(Requirements):
1. In the passage on soil erosion, how much did the Tokyo Forestry Board spend per acre on anti-erosion measures in 1925?
2. Extend the passage on soil erosion, picking up right after its final sentence.

(Selection):
## begin

The countries bordering the Mediterranean provide striking examples of soil erosion, accompanied by the formation of deserts which are considered to be due to one main cause -- the slow and continuous deforestation of the last 3,000 years. Originally well wooded, no forests are to be found in the Mediterranean region proper. Most of the original soil has been washed away by the sudden winter torrents. In North Africa the fertile cornfields, which existed in Roman times, are now desert. Ferrari in his book on woods and pastures refers to the changes in the soil and climate of Persia after its numerous and majestic parks were destroyed; the soil was transformed into sand; the climate became arid and suffocating; springs first decreased and then disappeared. Similar changes took place in Egypt when the forests were devastated; a decrease in rainfall and in soil fertility was accompanied by loss of uniformity in the climate. Palestine was once covered with valuable forests and fertile pastures and possessed a cool and moderate climate; to-day its mountains are denuded, its rivers are almost dry, and crop production is reduced to a minimum.
The above examples indicate the wide extent of soil erosion, the very serious damage that is being done, and the fundamental cause of the trouble -- misuse of the land. In dealing with the remedies which have been suggested and which are now being tried out, it is essential to envisage the real nature of the problem. It is nothing less than the repair of Nature's drainage system -- the river -- and of Nature's method of providing the country-side with a regular water-supply. The catchment area of the river is the natural unit in erosion control. In devising this control we must restore the efficiency of the catchment area as a drain and also as a natural storage of water. Once this is accomplished we shall hear very little about soil erosion.
Japan provides perhaps the best example of the control of soil erosion in a country with torrential rains, highly erodible soils, and a topography which renders the retention of the soil on steep slopes very difficult. Here erosion has been effectively held in check, by methods adopted regardless of cost, for the reason that the alternative to their execution would be national disaster. The great danger from soil erosion in Japan is the deposition of soil debris from the steep mountain slopes on the rice-fields below. The texture of the rice soils must be maintained so that the fields will hold water and allow of the minimum of through drainage. If such areas became covered with a deep layer of permeable soil, brought down by erosion from the hillsides, they would no longer hold water, and rice cultivation -- the mainstay of Japan's food-supply -- would be out of the question. For this reason the country has spent as much as ten times the capital value of eroding land on soil conservation work, mainly as an insurance for saving the valuable rice lands below. Thus in 1925 the Tokyo Forestry Board spent 453 yen (£45) per acre in anti-erosion measures on a forest area, valued at 40 yen per acre, in order to save rice-fields lower down valued at 240 to 300 yen per acre.
The dangers from erosion have been recognized in Japan for centuries and an exemplary technique has been developed for preventing them. It is now a definite part of national policy to maintain the upper regions of each catchment area under forest, as the most economical and effective method of controlling flood waters and insuring the production of rice in the valleys. For many years erosion control measures have formed an important item in the national budget.

## end

(Dataset extract):
## begin

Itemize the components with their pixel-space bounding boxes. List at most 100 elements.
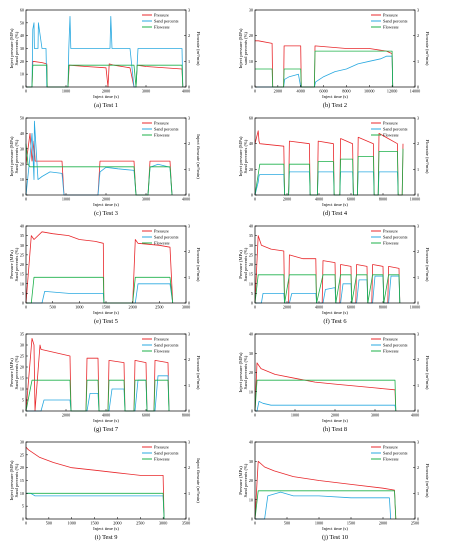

## end
## begin

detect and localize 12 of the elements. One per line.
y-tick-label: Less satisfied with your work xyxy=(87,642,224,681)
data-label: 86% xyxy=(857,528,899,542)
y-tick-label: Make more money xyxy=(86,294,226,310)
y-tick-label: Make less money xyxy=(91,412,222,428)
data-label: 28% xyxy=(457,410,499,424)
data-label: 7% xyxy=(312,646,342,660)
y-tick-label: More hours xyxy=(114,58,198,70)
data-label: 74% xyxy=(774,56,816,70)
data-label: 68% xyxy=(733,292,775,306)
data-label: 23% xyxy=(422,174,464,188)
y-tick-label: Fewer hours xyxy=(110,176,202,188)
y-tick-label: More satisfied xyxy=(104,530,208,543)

## end
## begin

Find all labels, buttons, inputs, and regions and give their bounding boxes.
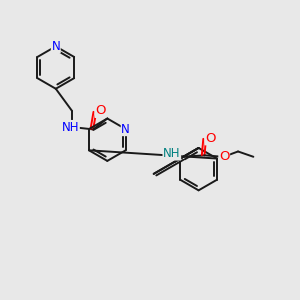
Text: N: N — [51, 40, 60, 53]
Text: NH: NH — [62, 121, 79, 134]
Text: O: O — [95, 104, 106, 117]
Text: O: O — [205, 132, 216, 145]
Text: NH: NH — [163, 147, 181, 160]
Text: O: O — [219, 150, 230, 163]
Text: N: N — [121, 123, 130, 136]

## end

(Task responses):
1. 453 yen (£45) per acre.

2.
According to Lowdermilk, erosion control in Japan is like a game of chess. The forest engineer, after studying his eroding valley, makes his first move, locating and building one or more check dams. He waits to see what Nature's response is. This determines the forest engineer's next move, which may be another dam or two, an increase in the former dam, or the construction of side retaining walls. After another pause for observation, the next move is made and so on until erosion is checkmated. The operation of natural forces, such as sedimentation and re-vegetation, are guided and used to the best advantage to keep down costs and to obtain practical results. No more is attempted than Nature has already done in the region. By 1919 nearly 2,000,000 hectares of protection forests were used in erosion control. These forest areas do more than control erosion. They help the soil to absorb and retain large volumes of rain-water and to release it slowly to the rivers and springs.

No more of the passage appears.